◆ Listed entries
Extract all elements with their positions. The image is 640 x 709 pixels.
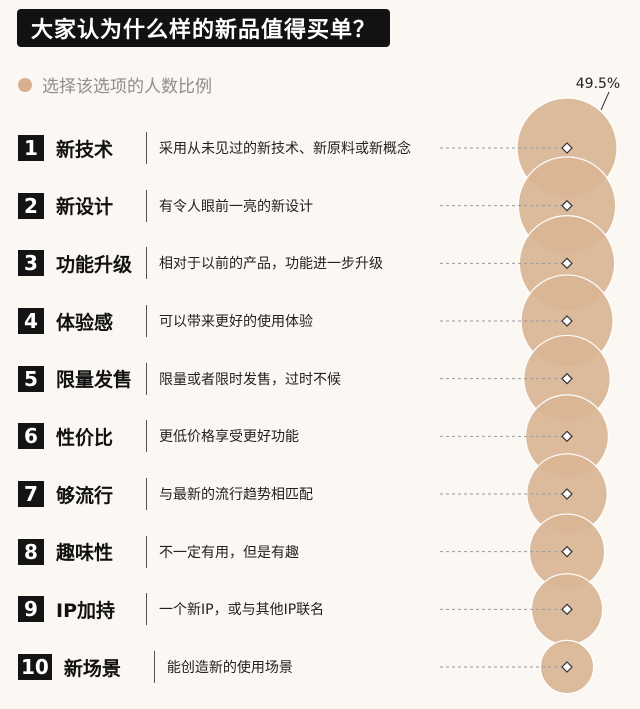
option-label: 趣味性 — [56, 542, 114, 565]
data-point-marker — [561, 315, 573, 327]
option-separator — [153, 651, 155, 683]
option-rank-badge: 3 — [18, 250, 44, 277]
option-description: 有令人眼前一亮的新设计 — [159, 198, 313, 215]
option-label: IP加持 — [56, 599, 115, 622]
option-separator — [146, 305, 147, 337]
option-separator — [146, 247, 147, 280]
data-point-marker — [561, 430, 573, 443]
option-row: 2 新设计 有令人眼前一亮的新设计 — [18, 189, 313, 222]
option-description: 能创造新的使用场景 — [166, 660, 293, 676]
option-row: 7 够流行 与最新的流行趋势相匹配 — [18, 478, 313, 510]
option-rank-badge: 6 — [18, 423, 44, 450]
option-row: 4 体验感 可以带来更好的使用体验 — [18, 305, 313, 337]
data-point-marker — [561, 199, 573, 212]
option-rank-badge: 7 — [18, 481, 44, 507]
data-point-marker — [561, 142, 573, 154]
option-rank-badge: 4 — [18, 308, 44, 334]
option-description: 可以带来更好的使用体验 — [159, 314, 313, 330]
data-point-marker — [561, 661, 573, 673]
option-label: 够流行 — [56, 484, 114, 507]
option-label: 功能升级 — [56, 253, 133, 276]
data-point-marker — [561, 488, 573, 500]
option-row: 3 功能升级 相对于以前的产品，功能进一步升级 — [18, 247, 383, 280]
option-description: 采用从未见过的新技术、新原料或新概念 — [159, 141, 411, 157]
page-title-text: 大家认为什么样的新品值得买单？ — [31, 18, 377, 43]
option-description: 更低价格享受更好功能 — [159, 429, 299, 446]
option-description: 与最新的流行趋势相匹配 — [159, 487, 313, 503]
option-row: 10 新场景 能创造新的使用场景 — [18, 651, 293, 683]
option-separator — [146, 478, 147, 510]
data-point-marker — [561, 545, 573, 558]
option-description: 不一定有用，但是有趣 — [159, 544, 299, 561]
option-label: 限量发售 — [56, 369, 133, 392]
data-point-marker — [561, 372, 573, 385]
page-title: 大家认为什么样的新品值得买单？ — [17, 9, 391, 47]
option-label: 体验感 — [56, 311, 114, 334]
option-separator — [146, 132, 147, 164]
option-row: 9 IP加持 一个新IP，或与其他IP联名 — [18, 593, 325, 626]
option-rank-badge: 1 — [18, 135, 44, 161]
option-rank-badge: 10 — [18, 654, 52, 680]
option-separator — [146, 189, 147, 222]
option-row: 5 限量发售 限量或者限时发售，过时不候 — [18, 362, 341, 395]
option-separator — [146, 535, 147, 568]
option-rank-badge: 9 — [18, 596, 44, 623]
option-description: 限量或者限时发售，过时不候 — [159, 371, 341, 388]
option-row: 8 趣味性 不一定有用，但是有趣 — [18, 535, 299, 568]
option-rank-badge: 5 — [18, 365, 44, 392]
option-rank-badge: 2 — [18, 192, 44, 219]
value-annotation-line — [600, 91, 610, 111]
data-point-marker — [561, 603, 573, 616]
data-point-marker — [561, 257, 573, 270]
option-description: 相对于以前的产品，功能进一步升级 — [159, 256, 383, 273]
option-label: 新设计 — [56, 196, 114, 219]
option-row: 6 性价比 更低价格享受更好功能 — [18, 420, 299, 453]
option-label: 新技术 — [56, 138, 114, 161]
chart-legend: 选择该选项的人数比例 — [18, 72, 212, 97]
legend-label: 选择该选项的人数比例 — [42, 77, 212, 97]
option-separator — [146, 420, 147, 453]
value-label: 49.5% — [576, 76, 620, 92]
option-rank-badge: 8 — [18, 538, 44, 565]
option-label: 新场景 — [63, 657, 121, 680]
legend-swatch — [18, 77, 32, 92]
option-label: 性价比 — [56, 426, 114, 449]
option-description: 一个新IP，或与其他IP联名 — [159, 602, 325, 619]
option-separator — [146, 362, 147, 395]
option-separator — [146, 593, 147, 626]
option-row: 1 新技术 采用从未见过的新技术、新原料或新概念 — [18, 132, 411, 164]
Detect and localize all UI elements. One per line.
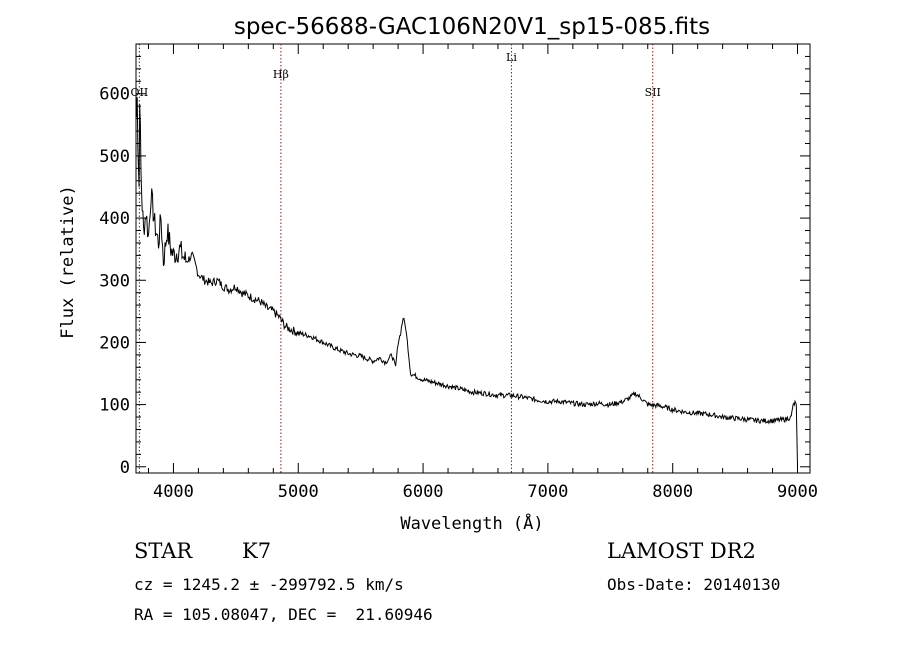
y-axis-ticks: 0 100 200 300 400 500 600	[99, 43, 810, 478]
y-tick-label: 100	[99, 396, 130, 416]
plot-border	[135, 43, 811, 474]
marker-label: SII	[645, 86, 661, 99]
y-tick-label: 300	[99, 271, 130, 291]
y-axis-label: Flux (relative)	[58, 185, 78, 339]
x-tick-label: 5000	[278, 482, 319, 502]
plot-frame	[135, 43, 811, 474]
observation-date: Obs-Date: 20140130	[607, 575, 781, 594]
spectral-line-markers: OII Hβ Li SII	[131, 44, 661, 473]
x-tick-label: 9000	[777, 482, 818, 502]
chart-title: spec-56688-GAC106N20V1_sp15-085.fits	[234, 14, 710, 40]
spectrum-line	[135, 93, 798, 467]
y-tick-label: 500	[99, 147, 130, 167]
object-class: STAR	[134, 539, 193, 563]
survey-name: LAMOST DR2	[607, 539, 756, 563]
y-tick-label: 0	[120, 458, 130, 478]
y-tick-label: 600	[99, 85, 130, 105]
coordinates-readout: RA = 105.08047, DEC = 21.60946	[134, 605, 433, 624]
y-tick-label: 400	[99, 209, 130, 229]
x-axis-label: Wavelength (Å)	[400, 512, 543, 534]
y-tick-label: 200	[99, 333, 130, 353]
marker-label: Li	[506, 51, 517, 64]
redshift-readout: cz = 1245.2 ± -299792.5 km/s	[134, 575, 404, 594]
x-tick-label: 7000	[527, 482, 568, 502]
x-tick-label: 6000	[403, 482, 444, 502]
object-subclass: K7	[242, 539, 272, 563]
x-tick-label: 4000	[153, 482, 194, 502]
x-axis-ticks: 4000 5000 6000 7000 8000 9000	[147, 44, 818, 502]
marker-label: OII	[131, 86, 149, 99]
marker-label: Hβ	[273, 68, 289, 81]
x-tick-label: 8000	[652, 482, 693, 502]
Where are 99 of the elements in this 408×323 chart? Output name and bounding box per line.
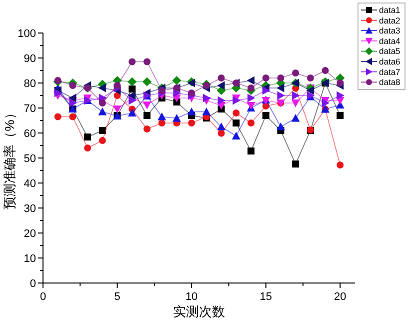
point <box>98 137 106 144</box>
point <box>262 86 270 95</box>
legend-label: data1 <box>379 5 401 15</box>
point <box>292 91 300 100</box>
point <box>172 76 182 86</box>
point <box>158 112 166 120</box>
point <box>128 86 136 92</box>
point <box>246 76 254 85</box>
point <box>248 148 254 154</box>
point <box>248 94 256 102</box>
point <box>98 127 106 134</box>
point <box>144 112 150 119</box>
point <box>142 77 152 86</box>
point <box>336 80 344 86</box>
point <box>188 120 196 126</box>
point <box>172 114 181 122</box>
point <box>128 108 136 116</box>
x-tick-label: 15 <box>260 291 272 303</box>
point <box>291 114 300 122</box>
point <box>336 162 344 168</box>
point <box>276 84 284 92</box>
x-tick-label: 0 <box>40 291 46 303</box>
point <box>248 84 254 92</box>
point <box>218 96 226 105</box>
point <box>202 108 211 116</box>
point <box>188 90 196 96</box>
y-tick-label: 40 <box>24 178 36 190</box>
point <box>218 74 225 82</box>
x-tick-label: 20 <box>334 291 346 303</box>
y-tick-label: 0 <box>30 278 36 290</box>
point <box>218 130 225 137</box>
legend-label: data3 <box>379 26 401 36</box>
point <box>69 113 76 120</box>
point <box>69 98 77 108</box>
point <box>128 91 136 100</box>
y-tick-label: 80 <box>24 78 36 90</box>
y-tick-label: 50 <box>24 153 36 165</box>
point <box>54 88 62 98</box>
point <box>144 126 150 132</box>
point <box>128 96 136 105</box>
point <box>54 77 62 84</box>
legend-label: data8 <box>379 77 401 88</box>
point <box>98 100 106 106</box>
point <box>173 88 181 98</box>
point <box>128 58 136 66</box>
point <box>232 96 240 105</box>
point <box>292 160 300 168</box>
point <box>69 82 76 89</box>
point <box>84 134 92 140</box>
legend-label: data4 <box>379 36 401 46</box>
y-tick-label: 30 <box>24 203 36 215</box>
point <box>262 74 270 82</box>
point <box>322 98 330 108</box>
y-tick-label: 70 <box>24 103 36 115</box>
point <box>217 122 226 130</box>
point <box>277 91 285 100</box>
y-tick-label: 10 <box>24 253 36 265</box>
point <box>322 67 329 74</box>
point <box>142 102 152 110</box>
point <box>158 87 166 94</box>
x-tick-label: 5 <box>114 291 120 303</box>
y-tick-label: 60 <box>24 128 36 140</box>
point <box>291 100 300 108</box>
point <box>306 86 314 95</box>
legend-label: data2 <box>379 15 401 26</box>
point <box>113 106 122 114</box>
legend-label: data6 <box>379 56 401 66</box>
y-tick-label: 20 <box>24 228 36 240</box>
point <box>277 74 284 82</box>
point <box>248 120 254 126</box>
point <box>128 77 137 86</box>
point <box>114 82 121 89</box>
point <box>336 91 344 100</box>
x-axis-title: 实测次数 <box>173 304 225 319</box>
point <box>202 82 210 89</box>
y-axis-title: 预测准确率（%） <box>2 106 17 210</box>
point <box>262 112 270 119</box>
point <box>98 84 106 92</box>
point <box>232 132 240 140</box>
point <box>98 108 107 116</box>
point <box>306 74 314 82</box>
legend-label: data5 <box>379 46 401 56</box>
y-tick-label: 90 <box>24 53 36 65</box>
point <box>158 120 166 126</box>
point <box>202 94 211 102</box>
x-tick-label: 10 <box>185 291 198 303</box>
legend-label: data7 <box>379 66 401 77</box>
point <box>84 144 92 152</box>
point <box>144 58 150 66</box>
point <box>68 94 76 102</box>
point <box>217 81 225 90</box>
point <box>276 122 285 130</box>
point <box>232 120 240 126</box>
y-tick-label: 100 <box>18 28 36 40</box>
point <box>232 110 240 116</box>
point <box>336 112 344 119</box>
point <box>187 108 196 116</box>
point <box>292 70 300 76</box>
point <box>54 113 62 120</box>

◆ Work to complete
Reproduce verbatim the part of the listing that starts at the line containing "point <box>98 137 106 144</box>" and ends at the line containing "point <box>128 108 136 116</box>", including both of those lines.

◆ Solution for this exercise
point <box>98 137 106 144</box>
point <box>262 86 270 95</box>
legend-label: data1 <box>379 5 401 15</box>
point <box>292 91 300 100</box>
point <box>172 76 182 86</box>
point <box>158 112 166 120</box>
point <box>128 86 136 92</box>
point <box>246 76 254 85</box>
point <box>248 148 254 154</box>
point <box>248 94 256 102</box>
point <box>98 127 106 134</box>
point <box>144 112 150 119</box>
point <box>142 77 152 86</box>
point <box>336 80 344 86</box>
point <box>188 120 196 126</box>
point <box>172 114 181 122</box>
point <box>128 108 136 116</box>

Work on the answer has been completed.